## TO BE DONE
Answer with one number: how many lines have "fuera".

## EXTRACTED INFORMATION
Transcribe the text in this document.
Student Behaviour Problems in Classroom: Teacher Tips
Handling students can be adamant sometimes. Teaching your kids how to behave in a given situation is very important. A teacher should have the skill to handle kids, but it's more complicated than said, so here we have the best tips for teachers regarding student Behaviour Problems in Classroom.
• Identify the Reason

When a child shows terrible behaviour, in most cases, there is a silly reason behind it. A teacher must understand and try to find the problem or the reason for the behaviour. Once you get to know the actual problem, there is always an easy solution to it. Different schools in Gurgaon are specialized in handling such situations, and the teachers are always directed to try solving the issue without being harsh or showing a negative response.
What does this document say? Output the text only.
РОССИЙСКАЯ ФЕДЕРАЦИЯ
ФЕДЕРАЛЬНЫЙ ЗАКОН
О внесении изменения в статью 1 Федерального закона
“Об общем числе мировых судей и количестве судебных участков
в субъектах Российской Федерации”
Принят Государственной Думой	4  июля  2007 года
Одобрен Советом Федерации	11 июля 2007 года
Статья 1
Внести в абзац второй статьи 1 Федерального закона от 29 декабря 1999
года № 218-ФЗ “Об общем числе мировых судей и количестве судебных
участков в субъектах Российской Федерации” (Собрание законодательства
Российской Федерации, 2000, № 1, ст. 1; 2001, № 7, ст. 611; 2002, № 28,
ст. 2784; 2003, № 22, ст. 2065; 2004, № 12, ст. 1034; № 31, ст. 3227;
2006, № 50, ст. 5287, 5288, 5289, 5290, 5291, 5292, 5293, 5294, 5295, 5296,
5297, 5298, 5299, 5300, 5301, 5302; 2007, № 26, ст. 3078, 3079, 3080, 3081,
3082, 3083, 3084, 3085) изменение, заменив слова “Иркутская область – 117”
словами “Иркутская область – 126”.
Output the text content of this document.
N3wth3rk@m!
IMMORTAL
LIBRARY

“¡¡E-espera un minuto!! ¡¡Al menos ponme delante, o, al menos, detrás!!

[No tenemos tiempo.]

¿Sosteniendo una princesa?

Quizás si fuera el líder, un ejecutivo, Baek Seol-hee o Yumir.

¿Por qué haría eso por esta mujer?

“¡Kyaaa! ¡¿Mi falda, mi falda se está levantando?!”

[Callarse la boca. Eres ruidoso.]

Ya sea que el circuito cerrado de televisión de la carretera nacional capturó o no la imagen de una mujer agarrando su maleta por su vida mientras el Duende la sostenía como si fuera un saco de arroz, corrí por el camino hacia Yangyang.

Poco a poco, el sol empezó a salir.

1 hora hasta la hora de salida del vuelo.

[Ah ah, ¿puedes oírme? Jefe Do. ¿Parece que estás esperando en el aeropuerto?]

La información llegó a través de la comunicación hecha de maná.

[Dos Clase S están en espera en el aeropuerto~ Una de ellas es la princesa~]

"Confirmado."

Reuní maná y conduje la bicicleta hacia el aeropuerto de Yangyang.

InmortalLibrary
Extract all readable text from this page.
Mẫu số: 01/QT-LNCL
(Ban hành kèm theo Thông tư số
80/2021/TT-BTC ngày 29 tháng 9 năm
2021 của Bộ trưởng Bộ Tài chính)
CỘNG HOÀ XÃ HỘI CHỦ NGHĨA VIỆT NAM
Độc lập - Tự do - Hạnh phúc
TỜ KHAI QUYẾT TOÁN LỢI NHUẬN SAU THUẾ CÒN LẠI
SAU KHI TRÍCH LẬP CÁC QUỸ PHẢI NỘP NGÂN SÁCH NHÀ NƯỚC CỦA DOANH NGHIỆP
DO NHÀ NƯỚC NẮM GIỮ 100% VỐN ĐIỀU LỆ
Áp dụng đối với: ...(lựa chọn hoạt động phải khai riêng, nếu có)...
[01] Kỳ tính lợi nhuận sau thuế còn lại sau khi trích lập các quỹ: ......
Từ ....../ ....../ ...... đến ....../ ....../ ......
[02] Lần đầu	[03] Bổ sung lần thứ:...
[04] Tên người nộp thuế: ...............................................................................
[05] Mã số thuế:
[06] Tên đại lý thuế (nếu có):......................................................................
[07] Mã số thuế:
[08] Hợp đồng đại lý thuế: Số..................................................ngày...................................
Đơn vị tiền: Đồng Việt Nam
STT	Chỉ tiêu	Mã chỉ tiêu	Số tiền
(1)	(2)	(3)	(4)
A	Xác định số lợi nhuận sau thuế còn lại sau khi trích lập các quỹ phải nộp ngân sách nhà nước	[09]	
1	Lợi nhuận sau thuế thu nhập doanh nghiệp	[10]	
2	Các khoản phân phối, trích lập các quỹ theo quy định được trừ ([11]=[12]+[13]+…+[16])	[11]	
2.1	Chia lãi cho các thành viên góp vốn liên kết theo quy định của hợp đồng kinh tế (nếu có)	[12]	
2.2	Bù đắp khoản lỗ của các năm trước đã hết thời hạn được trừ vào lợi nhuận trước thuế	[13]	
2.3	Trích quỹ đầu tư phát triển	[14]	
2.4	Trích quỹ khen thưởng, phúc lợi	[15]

## SOLUTION FOR THIS EXERCISE
2